>> begin GIVEN DATA

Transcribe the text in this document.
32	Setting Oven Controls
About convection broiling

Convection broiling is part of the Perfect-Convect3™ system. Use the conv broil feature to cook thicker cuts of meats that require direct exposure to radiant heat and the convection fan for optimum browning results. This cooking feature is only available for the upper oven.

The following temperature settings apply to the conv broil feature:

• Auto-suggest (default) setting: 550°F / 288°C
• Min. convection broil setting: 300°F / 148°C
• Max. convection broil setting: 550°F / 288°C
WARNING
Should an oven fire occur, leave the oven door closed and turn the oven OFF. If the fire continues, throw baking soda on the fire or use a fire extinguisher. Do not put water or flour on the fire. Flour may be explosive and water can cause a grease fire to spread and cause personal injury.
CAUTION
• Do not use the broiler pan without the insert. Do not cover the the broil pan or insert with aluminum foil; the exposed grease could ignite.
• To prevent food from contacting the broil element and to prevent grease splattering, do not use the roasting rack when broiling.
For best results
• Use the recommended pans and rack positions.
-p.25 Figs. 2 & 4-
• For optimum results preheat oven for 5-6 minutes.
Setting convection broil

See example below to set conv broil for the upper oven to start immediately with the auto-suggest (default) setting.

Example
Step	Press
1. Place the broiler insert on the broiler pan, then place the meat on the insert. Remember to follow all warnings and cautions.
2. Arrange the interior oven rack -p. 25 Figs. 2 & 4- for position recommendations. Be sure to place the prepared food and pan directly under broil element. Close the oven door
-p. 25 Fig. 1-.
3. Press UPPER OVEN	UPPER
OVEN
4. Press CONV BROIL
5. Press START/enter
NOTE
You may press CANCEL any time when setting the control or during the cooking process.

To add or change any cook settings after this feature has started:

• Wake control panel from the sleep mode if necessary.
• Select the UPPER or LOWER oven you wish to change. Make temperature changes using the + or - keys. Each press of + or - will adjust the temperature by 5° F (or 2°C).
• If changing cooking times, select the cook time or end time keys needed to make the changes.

>> end GIVEN DATA

WHAT YOU SHOULD DO:
All of the lines above must be returned exactly.

SOLVED PROBLEM:
Transcribe the text in this document.
32	Setting Oven Controls
About convection broiling

Convection broiling is part of the Perfect-Convect3™ system. Use the conv broil feature to cook thicker cuts of meats that require direct exposure to radiant heat and the convection fan for optimum browning results. This cooking feature is only available for the upper oven.

The following temperature settings apply to the conv broil feature:

• Auto-suggest (default) setting: 550°F / 288°C
• Min. convection broil setting: 300°F / 148°C
• Max. convection broil setting: 550°F / 288°C
WARNING
Should an oven fire occur, leave the oven door closed and turn the oven OFF. If the fire continues, throw baking soda on the fire or use a fire extinguisher. Do not put water or flour on the fire. Flour may be explosive and water can cause a grease fire to spread and cause personal injury.
CAUTION
• Do not use the broiler pan without the insert. Do not cover the the broil pan or insert with aluminum foil; the exposed grease could ignite.
• To prevent food from contacting the broil element and to prevent grease splattering, do not use the roasting rack when broiling.
For best results
• Use the recommended pans and rack positions.
-p.25 Figs. 2 & 4-
• For optimum results preheat oven for 5-6 minutes.
Setting convection broil

See example below to set conv broil for the upper oven to start immediately with the auto-suggest (default) setting.

Example
Step	Press
1. Place the broiler insert on the broiler pan, then place the meat on the insert. Remember to follow all warnings and cautions.
2. Arrange the interior oven rack -p. 25 Figs. 2 & 4- for position recommendations. Be sure to place the prepared food and pan directly under broil element. Close the oven door
-p. 25 Fig. 1-.
3. Press UPPER OVEN	UPPER
OVEN
4. Press CONV BROIL
5. Press START/enter
NOTE
You may press CANCEL any time when setting the control or during the cooking process.

To add or change any cook settings after this feature has started:

• Wake control panel from the sleep mode if necessary.
• Select the UPPER or LOWER oven you wish to change. Make temperature changes using the + or - keys. Each press of + or - will adjust the temperature by 5° F (or 2°C).
• If changing cooking times, select the cook time or end time keys needed to make the changes.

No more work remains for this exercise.